* **Goal**:
How many lines in the records below contain the word "Netball"? Answer with the number alone.

-- START Information given --

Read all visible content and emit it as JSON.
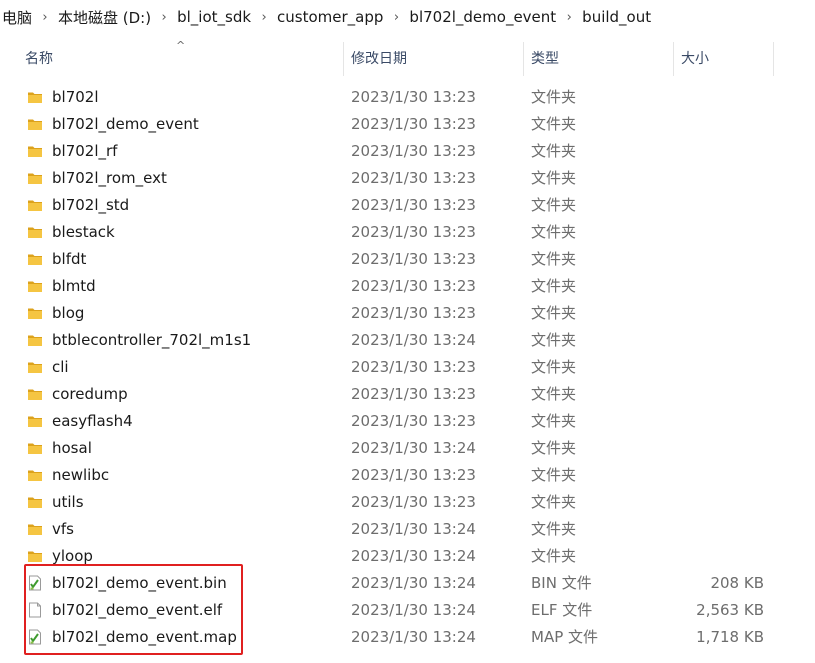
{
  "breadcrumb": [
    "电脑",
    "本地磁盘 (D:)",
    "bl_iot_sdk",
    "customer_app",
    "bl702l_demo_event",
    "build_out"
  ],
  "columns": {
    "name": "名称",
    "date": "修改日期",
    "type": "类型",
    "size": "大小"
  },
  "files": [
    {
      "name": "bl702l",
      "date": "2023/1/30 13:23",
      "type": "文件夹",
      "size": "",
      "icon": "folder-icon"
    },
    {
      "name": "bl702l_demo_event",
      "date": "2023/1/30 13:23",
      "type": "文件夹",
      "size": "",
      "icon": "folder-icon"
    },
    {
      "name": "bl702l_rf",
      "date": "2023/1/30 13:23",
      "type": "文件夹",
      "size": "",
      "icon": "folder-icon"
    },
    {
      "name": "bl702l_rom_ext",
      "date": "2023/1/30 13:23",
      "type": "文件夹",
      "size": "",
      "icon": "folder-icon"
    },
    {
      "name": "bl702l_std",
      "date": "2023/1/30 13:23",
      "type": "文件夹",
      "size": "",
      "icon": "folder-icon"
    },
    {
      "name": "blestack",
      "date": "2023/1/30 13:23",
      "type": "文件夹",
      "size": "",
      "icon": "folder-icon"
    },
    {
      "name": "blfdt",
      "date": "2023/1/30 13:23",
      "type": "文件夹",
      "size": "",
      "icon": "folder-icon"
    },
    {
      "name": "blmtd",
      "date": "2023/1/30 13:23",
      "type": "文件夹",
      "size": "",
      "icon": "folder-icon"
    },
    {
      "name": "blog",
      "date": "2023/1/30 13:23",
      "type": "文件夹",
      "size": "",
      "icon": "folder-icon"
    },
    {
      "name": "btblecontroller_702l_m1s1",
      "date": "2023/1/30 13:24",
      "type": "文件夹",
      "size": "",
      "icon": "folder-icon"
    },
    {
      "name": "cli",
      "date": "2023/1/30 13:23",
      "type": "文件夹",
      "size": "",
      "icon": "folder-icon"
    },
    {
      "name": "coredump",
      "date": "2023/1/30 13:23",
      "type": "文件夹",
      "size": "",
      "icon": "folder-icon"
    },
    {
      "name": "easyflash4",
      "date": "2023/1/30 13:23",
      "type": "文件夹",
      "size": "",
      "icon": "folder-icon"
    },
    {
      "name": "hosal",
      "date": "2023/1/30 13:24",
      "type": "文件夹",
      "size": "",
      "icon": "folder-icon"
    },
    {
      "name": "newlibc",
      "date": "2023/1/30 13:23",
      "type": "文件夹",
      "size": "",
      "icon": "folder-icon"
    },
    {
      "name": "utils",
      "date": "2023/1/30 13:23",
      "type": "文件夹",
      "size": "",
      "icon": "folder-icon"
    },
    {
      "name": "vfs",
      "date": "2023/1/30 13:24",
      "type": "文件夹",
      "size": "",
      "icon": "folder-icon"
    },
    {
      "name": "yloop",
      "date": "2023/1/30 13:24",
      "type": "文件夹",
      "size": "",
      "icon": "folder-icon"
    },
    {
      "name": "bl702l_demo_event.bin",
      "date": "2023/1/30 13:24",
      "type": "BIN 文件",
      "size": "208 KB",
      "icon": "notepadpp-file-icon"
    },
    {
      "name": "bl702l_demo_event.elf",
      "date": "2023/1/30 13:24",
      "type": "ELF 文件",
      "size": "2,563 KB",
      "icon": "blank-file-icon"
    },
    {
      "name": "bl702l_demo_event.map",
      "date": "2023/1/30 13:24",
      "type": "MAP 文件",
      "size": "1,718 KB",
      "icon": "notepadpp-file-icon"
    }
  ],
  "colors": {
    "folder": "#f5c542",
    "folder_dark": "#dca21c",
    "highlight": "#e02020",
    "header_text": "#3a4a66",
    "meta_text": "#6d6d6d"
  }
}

-- END Information given --
-- START Information given --

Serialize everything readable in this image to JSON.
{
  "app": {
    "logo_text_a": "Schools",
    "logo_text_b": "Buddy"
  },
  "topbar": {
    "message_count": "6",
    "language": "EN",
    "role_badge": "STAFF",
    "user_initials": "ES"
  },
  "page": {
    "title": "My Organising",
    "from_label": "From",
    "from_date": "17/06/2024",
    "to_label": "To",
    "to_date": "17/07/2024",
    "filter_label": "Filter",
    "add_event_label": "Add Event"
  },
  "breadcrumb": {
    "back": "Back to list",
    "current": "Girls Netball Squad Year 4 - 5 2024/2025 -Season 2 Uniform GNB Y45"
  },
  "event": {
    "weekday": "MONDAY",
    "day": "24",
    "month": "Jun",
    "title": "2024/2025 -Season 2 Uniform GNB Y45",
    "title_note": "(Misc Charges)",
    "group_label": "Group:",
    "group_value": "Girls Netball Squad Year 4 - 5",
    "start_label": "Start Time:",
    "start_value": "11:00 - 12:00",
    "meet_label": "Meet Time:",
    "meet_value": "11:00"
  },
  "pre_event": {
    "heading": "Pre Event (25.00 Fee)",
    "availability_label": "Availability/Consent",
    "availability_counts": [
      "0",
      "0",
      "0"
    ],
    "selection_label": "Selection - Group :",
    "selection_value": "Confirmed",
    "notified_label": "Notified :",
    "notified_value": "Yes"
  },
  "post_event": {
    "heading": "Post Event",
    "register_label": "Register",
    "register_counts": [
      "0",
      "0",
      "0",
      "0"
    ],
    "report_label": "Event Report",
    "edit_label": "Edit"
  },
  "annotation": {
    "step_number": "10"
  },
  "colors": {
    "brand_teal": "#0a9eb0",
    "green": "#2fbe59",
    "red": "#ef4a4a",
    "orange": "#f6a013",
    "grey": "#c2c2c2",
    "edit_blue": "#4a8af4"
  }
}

-- END Information given --

* **Exercise result**:
2